DATA SUPPLIED:
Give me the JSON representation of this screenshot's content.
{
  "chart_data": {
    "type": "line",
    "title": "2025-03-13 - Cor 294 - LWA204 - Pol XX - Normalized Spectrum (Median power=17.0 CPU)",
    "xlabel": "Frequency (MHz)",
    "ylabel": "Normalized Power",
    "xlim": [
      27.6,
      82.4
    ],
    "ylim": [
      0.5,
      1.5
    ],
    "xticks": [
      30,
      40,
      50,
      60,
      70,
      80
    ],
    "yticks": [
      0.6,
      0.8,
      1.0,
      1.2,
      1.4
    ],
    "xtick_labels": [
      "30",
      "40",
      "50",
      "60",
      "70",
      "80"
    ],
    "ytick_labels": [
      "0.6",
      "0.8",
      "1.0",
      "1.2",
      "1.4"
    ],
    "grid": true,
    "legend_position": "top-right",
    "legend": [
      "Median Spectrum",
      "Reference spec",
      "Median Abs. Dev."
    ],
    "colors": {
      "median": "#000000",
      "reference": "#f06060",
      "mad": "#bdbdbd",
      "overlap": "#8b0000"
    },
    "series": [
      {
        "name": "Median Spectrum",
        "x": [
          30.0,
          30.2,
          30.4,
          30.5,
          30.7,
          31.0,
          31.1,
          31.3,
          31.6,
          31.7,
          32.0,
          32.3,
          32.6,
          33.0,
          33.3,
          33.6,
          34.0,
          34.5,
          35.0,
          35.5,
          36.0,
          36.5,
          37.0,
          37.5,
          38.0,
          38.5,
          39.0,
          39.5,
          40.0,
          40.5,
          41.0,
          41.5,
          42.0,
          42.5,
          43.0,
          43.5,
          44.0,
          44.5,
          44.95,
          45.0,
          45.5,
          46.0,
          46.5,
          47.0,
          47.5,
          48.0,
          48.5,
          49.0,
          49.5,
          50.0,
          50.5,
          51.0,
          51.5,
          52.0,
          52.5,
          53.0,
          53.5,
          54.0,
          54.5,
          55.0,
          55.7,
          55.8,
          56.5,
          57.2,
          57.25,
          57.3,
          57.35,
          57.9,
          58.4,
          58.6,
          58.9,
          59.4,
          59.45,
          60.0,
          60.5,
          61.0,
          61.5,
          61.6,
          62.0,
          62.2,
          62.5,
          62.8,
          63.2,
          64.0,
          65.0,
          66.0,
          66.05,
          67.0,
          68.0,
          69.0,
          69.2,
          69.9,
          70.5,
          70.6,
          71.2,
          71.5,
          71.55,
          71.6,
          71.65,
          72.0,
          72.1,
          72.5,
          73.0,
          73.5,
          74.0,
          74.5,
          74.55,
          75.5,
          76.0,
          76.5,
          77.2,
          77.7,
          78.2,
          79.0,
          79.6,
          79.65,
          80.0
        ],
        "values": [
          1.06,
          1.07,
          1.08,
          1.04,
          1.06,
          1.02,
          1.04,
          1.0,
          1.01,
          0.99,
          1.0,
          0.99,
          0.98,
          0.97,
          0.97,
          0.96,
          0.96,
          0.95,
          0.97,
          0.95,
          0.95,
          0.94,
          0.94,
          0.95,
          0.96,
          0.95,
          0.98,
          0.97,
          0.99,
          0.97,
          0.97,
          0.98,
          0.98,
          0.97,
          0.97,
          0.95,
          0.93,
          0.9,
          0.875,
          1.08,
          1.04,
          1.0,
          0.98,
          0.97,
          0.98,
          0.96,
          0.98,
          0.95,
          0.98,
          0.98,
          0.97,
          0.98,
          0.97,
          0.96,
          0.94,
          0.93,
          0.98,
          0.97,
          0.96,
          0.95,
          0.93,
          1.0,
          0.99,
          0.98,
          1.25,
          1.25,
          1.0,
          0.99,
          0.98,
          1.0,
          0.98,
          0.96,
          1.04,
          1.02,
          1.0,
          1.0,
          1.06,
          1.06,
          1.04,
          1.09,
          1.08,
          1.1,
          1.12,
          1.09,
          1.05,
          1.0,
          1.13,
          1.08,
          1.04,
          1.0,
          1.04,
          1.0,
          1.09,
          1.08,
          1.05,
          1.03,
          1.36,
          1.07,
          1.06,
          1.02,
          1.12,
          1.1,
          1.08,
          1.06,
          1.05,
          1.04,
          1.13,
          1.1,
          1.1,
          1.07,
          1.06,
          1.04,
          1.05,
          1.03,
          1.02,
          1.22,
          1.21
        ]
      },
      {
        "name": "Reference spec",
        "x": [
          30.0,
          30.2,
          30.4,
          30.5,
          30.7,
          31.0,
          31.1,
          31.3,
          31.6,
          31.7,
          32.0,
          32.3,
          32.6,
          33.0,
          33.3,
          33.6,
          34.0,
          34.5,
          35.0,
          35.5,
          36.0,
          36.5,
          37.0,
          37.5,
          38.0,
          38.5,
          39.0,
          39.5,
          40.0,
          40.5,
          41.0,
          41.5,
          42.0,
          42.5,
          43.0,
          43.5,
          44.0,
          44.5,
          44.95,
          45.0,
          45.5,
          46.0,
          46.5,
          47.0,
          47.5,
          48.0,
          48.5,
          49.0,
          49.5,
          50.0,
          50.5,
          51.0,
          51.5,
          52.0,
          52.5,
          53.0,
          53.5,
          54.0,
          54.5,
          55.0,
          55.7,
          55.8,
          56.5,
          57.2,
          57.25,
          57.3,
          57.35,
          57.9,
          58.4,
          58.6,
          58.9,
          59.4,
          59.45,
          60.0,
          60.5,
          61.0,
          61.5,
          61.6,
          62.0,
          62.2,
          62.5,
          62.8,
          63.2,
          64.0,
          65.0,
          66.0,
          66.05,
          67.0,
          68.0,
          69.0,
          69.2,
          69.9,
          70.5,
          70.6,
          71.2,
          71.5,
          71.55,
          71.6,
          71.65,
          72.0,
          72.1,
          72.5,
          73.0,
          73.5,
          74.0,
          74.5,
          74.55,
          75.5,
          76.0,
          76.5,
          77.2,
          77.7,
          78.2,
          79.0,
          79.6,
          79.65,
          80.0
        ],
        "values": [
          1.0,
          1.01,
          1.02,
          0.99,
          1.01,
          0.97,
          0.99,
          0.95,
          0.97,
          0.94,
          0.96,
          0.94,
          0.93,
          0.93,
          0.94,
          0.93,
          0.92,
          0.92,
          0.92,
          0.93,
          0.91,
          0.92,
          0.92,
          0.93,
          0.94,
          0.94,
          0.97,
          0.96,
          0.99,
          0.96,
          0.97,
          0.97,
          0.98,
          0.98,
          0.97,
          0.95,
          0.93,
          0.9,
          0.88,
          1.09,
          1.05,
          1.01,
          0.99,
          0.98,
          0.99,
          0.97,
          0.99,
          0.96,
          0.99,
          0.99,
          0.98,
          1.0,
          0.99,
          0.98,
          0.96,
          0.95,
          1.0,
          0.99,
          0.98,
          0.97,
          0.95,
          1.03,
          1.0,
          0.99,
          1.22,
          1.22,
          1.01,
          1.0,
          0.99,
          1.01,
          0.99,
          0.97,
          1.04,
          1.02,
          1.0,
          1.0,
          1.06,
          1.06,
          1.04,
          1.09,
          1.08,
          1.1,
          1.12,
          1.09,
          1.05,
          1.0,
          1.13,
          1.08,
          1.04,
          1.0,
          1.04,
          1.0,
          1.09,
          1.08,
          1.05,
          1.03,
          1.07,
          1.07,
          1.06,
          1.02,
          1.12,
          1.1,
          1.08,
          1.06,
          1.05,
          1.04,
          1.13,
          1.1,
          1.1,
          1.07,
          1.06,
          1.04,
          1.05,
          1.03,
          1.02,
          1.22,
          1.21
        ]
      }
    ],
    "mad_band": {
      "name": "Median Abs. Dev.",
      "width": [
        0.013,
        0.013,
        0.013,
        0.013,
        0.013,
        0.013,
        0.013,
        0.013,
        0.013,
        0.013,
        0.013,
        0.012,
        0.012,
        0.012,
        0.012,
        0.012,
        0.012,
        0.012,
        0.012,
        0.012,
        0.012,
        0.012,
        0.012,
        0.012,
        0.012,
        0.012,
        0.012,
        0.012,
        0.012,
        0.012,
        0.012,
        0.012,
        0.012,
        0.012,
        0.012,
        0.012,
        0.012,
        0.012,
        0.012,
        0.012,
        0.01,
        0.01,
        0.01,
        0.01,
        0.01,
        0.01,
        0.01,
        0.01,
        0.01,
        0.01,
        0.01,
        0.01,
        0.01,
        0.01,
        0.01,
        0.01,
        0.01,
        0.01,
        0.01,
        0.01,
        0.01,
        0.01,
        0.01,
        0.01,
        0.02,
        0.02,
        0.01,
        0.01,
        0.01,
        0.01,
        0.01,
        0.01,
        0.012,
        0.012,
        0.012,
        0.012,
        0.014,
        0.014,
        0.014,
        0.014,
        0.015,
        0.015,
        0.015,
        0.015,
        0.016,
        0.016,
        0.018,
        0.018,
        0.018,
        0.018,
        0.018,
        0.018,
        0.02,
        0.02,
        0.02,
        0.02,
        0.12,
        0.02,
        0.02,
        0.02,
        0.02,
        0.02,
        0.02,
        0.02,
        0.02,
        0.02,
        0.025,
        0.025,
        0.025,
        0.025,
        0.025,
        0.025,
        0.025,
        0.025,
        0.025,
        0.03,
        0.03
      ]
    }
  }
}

PROBLEM DETAILS: How many of the lines in the listing above hold the word "name"? Report only that figure.

THE RESULT: 3